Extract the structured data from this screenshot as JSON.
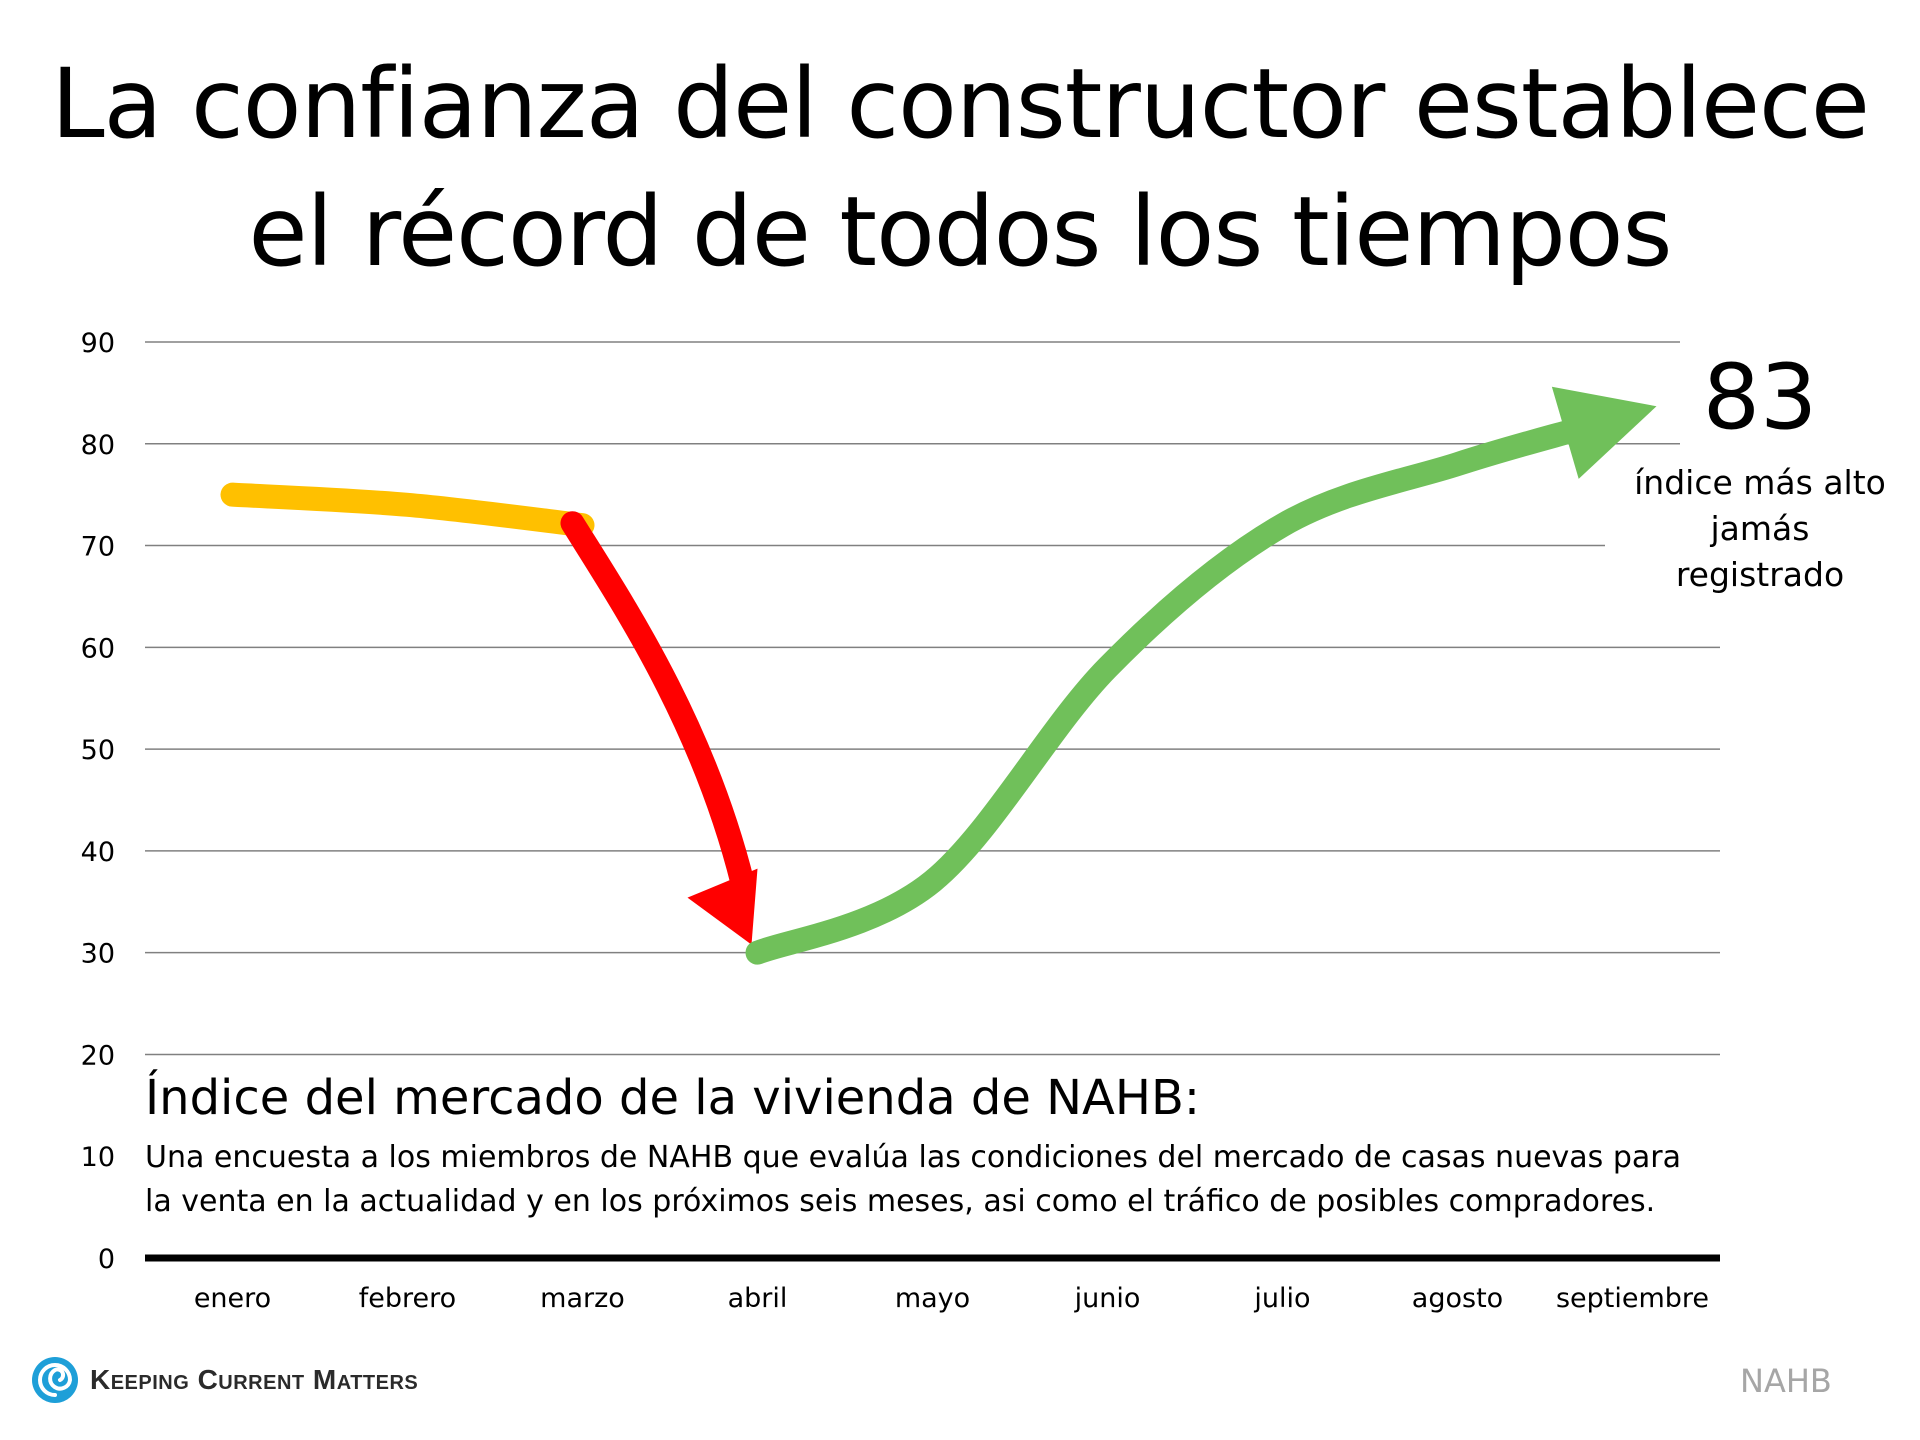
{
  "title_lines": [
    "La confianza del constructor establece",
    "el récord de todos los tiempos"
  ],
  "callout": {
    "value": "83",
    "text_lines": [
      "índice más alto",
      "jamás registrado"
    ]
  },
  "description": {
    "heading": "Índice del mercado de la vivienda de NAHB:",
    "body_lines": [
      "Una encuesta a los miembros de NAHB que evalúa las condiciones del mercado de casas nuevas para",
      "la venta en la actualidad y en los próximos seis meses, asi como el tráfico de posibles compradores."
    ]
  },
  "logo": {
    "text": "Keeping Current Matters",
    "icon": "swirl-logo-icon"
  },
  "source": "NAHB",
  "colors": {
    "stable": "#FFC000",
    "decline": "#FF0000",
    "recovery": "#70C05A",
    "grid": "#808080",
    "baseline": "#000000",
    "logo_blue": "#1E9FD8"
  },
  "chart_data": {
    "type": "line",
    "categories": [
      "enero",
      "febrero",
      "marzo",
      "abril",
      "mayo",
      "junio",
      "julio",
      "agosto",
      "septiembre"
    ],
    "y_ticks": [
      0,
      10,
      20,
      30,
      40,
      50,
      60,
      70,
      80,
      90
    ],
    "ylim": [
      0,
      90
    ],
    "grid": true,
    "values": [
      75,
      74,
      72,
      30,
      37,
      58,
      72,
      78,
      83
    ],
    "segments": [
      {
        "color_key": "stable",
        "from_index": 0,
        "to_index": 2
      },
      {
        "color_key": "decline",
        "from_index": 2,
        "to_index": 3
      },
      {
        "color_key": "recovery",
        "from_index": 3,
        "to_index": 8
      }
    ]
  }
}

====

» Exercise instructions:
Working from the lines above, reproduce the material exactly and exclude its pictures.

» Solution below:
Extract the structured data from this screenshot as JSON.
{
  "title_lines": [
    "La confianza del constructor establece",
    "el récord de todos los tiempos"
  ],
  "callout": {
    "value": "83",
    "text_lines": [
      "índice más alto",
      "jamás registrado"
    ]
  },
  "description": {
    "heading": "Índice del mercado de la vivienda de NAHB:",
    "body_lines": [
      "Una encuesta a los miembros de NAHB que evalúa las condiciones del mercado de casas nuevas para",
      "la venta en la actualidad y en los próximos seis meses, asi como el tráfico de posibles compradores."
    ]
  },
  "logo": {
    "text": "Keeping Current Matters",
    "icon": "swirl-logo-icon"
  },
  "source": "NAHB",
  "colors": {
    "stable": "#FFC000",
    "decline": "#FF0000",
    "recovery": "#70C05A",
    "grid": "#808080",
    "baseline": "#000000",
    "logo_blue": "#1E9FD8"
  },
  "chart_data": {
    "type": "line",
    "categories": [
      "enero",
      "febrero",
      "marzo",
      "abril",
      "mayo",
      "junio",
      "julio",
      "agosto",
      "septiembre"
    ],
    "y_ticks": [
      0,
      10,
      20,
      30,
      40,
      50,
      60,
      70,
      80,
      90
    ],
    "ylim": [
      0,
      90
    ],
    "grid": true,
    "values": [
      75,
      74,
      72,
      30,
      37,
      58,
      72,
      78,
      83
    ],
    "segments": [
      {
        "color_key": "stable",
        "from_index": 0,
        "to_index": 2
      },
      {
        "color_key": "decline",
        "from_index": 2,
        "to_index": 3
      },
      {
        "color_key": "recovery",
        "from_index": 3,
        "to_index": 8
      }
    ]
  }
}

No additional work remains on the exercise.